Short exercise ▸
Out of the lines below, please list those that hold the string "color".

Available data ▸
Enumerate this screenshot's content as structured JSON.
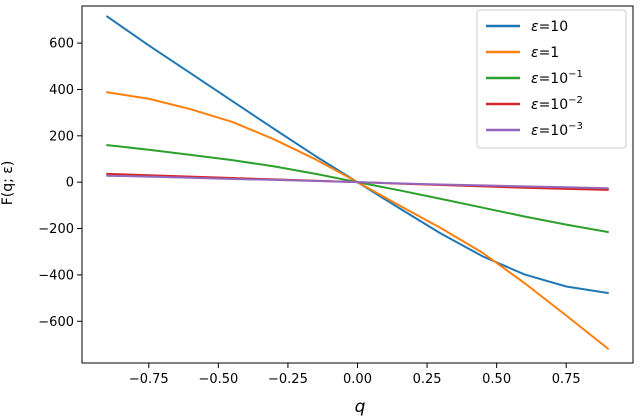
{
  "chart_data": {
    "type": "line",
    "title": "",
    "xlabel": "q",
    "ylabel": "F(q; ε)",
    "xlim": [
      -0.99,
      0.99
    ],
    "ylim": [
      -780,
      760
    ],
    "xticks": [
      -0.75,
      -0.5,
      -0.25,
      0.0,
      0.25,
      0.5,
      0.75
    ],
    "xtick_labels": [
      "−0.75",
      "−0.50",
      "−0.25",
      "0.00",
      "0.25",
      "0.50",
      "0.75"
    ],
    "yticks": [
      -600,
      -400,
      -200,
      0,
      200,
      400,
      600
    ],
    "ytick_labels": [
      "−600",
      "−400",
      "−200",
      "0",
      "200",
      "400",
      "600"
    ],
    "grid": false,
    "legend_position": "top-right",
    "x": [
      -0.9,
      -0.75,
      -0.6,
      -0.45,
      -0.3,
      -0.15,
      0.0,
      0.15,
      0.3,
      0.45,
      0.6,
      0.75,
      0.9
    ],
    "series": [
      {
        "name_prefix": "ε=",
        "name_base": "10",
        "name_exp": "",
        "color": "#1f77b4",
        "values": [
          715,
          590,
          470,
          350,
          230,
          112,
          0,
          -112,
          -222,
          -320,
          -398,
          -450,
          -478
        ]
      },
      {
        "name_prefix": "ε=",
        "name_base": "1",
        "name_exp": "",
        "color": "#ff7f0e",
        "values": [
          388,
          360,
          315,
          260,
          185,
          98,
          0,
          -100,
          -198,
          -305,
          -435,
          -575,
          -718
        ]
      },
      {
        "name_prefix": "ε=",
        "name_base": "10",
        "name_exp": "−1",
        "color": "#2ca02c",
        "values": [
          160,
          140,
          118,
          95,
          68,
          36,
          0,
          -35,
          -72,
          -110,
          -148,
          -183,
          -215
        ]
      },
      {
        "name_prefix": "ε=",
        "name_base": "10",
        "name_exp": "−2",
        "color": "#d62728",
        "values": [
          36,
          30,
          24,
          18,
          12,
          6,
          0,
          -6,
          -12,
          -18,
          -24,
          -29,
          -33
        ]
      },
      {
        "name_prefix": "ε=",
        "name_base": "10",
        "name_exp": "−3",
        "color": "#9467bd",
        "values": [
          28,
          24,
          19,
          14,
          10,
          5,
          0,
          -5,
          -10,
          -14,
          -18,
          -22,
          -26
        ]
      }
    ]
  }
}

Answer below ▸
        "color": "#1f77b4",
        "color": "#ff7f0e",
        "color": "#2ca02c",
        "color": "#d62728",
        "color": "#9467bd",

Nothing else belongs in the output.